_What is needed:_ Return every line of the records that contains the string "help".

☆ ☆ ☆ ☆ ☆

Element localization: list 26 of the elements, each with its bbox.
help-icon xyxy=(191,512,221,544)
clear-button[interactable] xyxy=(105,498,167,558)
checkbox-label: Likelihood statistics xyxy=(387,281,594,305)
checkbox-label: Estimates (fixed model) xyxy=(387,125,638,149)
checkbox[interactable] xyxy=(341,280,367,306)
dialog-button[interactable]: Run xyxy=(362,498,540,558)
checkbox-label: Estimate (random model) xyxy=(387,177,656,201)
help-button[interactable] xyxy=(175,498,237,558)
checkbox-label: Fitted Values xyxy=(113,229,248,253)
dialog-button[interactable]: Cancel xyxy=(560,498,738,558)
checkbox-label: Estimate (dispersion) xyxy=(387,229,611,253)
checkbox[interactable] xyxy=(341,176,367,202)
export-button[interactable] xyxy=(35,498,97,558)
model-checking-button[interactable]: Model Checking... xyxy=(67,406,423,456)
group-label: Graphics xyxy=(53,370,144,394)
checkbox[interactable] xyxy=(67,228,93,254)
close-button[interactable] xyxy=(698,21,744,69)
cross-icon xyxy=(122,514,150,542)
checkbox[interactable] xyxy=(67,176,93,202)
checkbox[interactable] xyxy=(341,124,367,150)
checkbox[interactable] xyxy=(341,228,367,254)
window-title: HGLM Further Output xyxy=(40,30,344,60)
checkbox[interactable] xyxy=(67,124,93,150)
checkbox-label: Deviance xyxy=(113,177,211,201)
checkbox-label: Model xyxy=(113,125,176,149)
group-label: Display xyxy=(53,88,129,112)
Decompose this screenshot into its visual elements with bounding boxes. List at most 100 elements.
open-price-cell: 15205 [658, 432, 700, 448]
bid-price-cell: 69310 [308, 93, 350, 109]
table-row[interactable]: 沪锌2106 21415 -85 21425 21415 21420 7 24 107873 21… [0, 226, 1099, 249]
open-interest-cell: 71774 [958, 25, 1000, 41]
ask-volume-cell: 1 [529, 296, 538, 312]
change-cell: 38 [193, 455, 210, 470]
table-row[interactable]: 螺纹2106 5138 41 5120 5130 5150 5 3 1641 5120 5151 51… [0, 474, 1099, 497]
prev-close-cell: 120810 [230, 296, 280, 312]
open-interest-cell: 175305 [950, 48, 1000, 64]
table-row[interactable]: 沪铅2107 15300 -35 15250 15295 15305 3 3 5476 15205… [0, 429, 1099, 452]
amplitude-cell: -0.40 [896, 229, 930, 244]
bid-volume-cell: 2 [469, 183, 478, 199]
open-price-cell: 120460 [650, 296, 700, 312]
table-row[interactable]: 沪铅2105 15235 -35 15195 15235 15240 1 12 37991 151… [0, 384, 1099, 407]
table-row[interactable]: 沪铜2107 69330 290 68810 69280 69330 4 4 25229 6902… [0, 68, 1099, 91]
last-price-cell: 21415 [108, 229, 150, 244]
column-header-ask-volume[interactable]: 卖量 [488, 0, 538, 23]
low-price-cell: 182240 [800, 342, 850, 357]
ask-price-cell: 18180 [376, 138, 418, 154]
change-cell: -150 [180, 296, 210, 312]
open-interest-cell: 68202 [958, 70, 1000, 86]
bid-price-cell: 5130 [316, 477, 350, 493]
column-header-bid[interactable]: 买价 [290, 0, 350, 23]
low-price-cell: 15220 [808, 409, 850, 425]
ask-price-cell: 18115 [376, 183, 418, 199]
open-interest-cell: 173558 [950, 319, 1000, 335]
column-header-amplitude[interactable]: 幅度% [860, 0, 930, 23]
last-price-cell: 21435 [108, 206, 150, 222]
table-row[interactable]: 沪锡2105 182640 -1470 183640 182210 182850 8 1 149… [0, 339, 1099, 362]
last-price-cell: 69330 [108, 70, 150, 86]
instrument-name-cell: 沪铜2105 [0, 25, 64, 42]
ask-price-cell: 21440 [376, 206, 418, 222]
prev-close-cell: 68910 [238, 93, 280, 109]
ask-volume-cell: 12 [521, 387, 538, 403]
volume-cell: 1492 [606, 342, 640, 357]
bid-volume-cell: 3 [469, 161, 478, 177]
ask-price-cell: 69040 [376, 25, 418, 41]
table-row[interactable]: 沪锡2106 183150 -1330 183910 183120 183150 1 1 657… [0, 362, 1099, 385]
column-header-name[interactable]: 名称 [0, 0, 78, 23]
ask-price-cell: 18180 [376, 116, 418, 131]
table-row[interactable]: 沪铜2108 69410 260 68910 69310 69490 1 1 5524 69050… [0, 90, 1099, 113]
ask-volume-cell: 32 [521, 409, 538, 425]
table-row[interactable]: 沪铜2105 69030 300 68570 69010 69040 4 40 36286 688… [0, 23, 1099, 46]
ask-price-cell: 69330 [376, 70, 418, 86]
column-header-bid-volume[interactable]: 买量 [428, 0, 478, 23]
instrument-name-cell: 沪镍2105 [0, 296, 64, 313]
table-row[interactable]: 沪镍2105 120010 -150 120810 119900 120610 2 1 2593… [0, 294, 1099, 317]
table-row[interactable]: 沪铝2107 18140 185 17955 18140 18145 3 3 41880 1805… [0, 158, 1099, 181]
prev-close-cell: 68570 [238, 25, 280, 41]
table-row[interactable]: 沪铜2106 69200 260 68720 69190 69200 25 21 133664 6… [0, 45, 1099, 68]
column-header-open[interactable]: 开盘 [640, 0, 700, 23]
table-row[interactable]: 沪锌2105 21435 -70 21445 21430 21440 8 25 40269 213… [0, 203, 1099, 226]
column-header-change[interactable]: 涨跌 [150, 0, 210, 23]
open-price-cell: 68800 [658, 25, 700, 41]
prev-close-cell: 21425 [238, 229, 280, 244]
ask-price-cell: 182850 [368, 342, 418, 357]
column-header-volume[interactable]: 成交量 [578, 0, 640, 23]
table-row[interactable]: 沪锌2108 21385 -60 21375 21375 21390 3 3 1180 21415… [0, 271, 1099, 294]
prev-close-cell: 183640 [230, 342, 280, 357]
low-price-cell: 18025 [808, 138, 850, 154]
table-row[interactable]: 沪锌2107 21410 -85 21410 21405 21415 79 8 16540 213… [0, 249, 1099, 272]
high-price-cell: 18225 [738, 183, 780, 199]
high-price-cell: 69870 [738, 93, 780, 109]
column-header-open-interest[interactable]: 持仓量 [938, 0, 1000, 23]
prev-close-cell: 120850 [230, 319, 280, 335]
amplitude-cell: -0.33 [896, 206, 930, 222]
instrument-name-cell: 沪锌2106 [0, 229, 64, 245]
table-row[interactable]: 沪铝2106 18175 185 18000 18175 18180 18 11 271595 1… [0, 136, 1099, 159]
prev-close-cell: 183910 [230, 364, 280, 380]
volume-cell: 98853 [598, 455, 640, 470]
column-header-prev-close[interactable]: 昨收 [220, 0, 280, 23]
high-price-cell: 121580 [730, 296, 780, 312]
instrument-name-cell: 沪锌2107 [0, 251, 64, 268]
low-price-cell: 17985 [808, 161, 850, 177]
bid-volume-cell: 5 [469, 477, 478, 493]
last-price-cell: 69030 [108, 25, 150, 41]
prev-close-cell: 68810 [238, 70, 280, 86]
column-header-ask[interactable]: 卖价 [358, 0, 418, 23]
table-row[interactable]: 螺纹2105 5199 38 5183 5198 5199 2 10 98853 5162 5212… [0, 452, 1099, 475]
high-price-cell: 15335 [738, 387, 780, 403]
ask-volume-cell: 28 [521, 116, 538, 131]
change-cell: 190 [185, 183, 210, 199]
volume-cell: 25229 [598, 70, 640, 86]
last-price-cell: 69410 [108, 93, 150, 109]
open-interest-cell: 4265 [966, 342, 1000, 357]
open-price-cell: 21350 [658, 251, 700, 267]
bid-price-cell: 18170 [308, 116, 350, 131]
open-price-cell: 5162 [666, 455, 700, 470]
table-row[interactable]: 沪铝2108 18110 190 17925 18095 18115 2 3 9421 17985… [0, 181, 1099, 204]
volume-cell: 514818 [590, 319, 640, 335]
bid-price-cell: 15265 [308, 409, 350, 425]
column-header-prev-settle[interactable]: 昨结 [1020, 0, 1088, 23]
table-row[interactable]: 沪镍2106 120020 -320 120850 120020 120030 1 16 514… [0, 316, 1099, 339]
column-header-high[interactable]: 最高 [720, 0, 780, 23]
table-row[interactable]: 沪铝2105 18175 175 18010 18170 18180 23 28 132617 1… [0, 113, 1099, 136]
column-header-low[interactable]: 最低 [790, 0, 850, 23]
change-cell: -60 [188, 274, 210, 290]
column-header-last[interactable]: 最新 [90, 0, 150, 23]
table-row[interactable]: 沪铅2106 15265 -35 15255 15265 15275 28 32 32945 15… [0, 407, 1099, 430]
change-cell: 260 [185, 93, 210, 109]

☆ ☆ ☆ ☆ ☆

_Worked answer:_
help-icon xyxy=(191,512,221,544)
help-button[interactable] xyxy=(175,498,237,558)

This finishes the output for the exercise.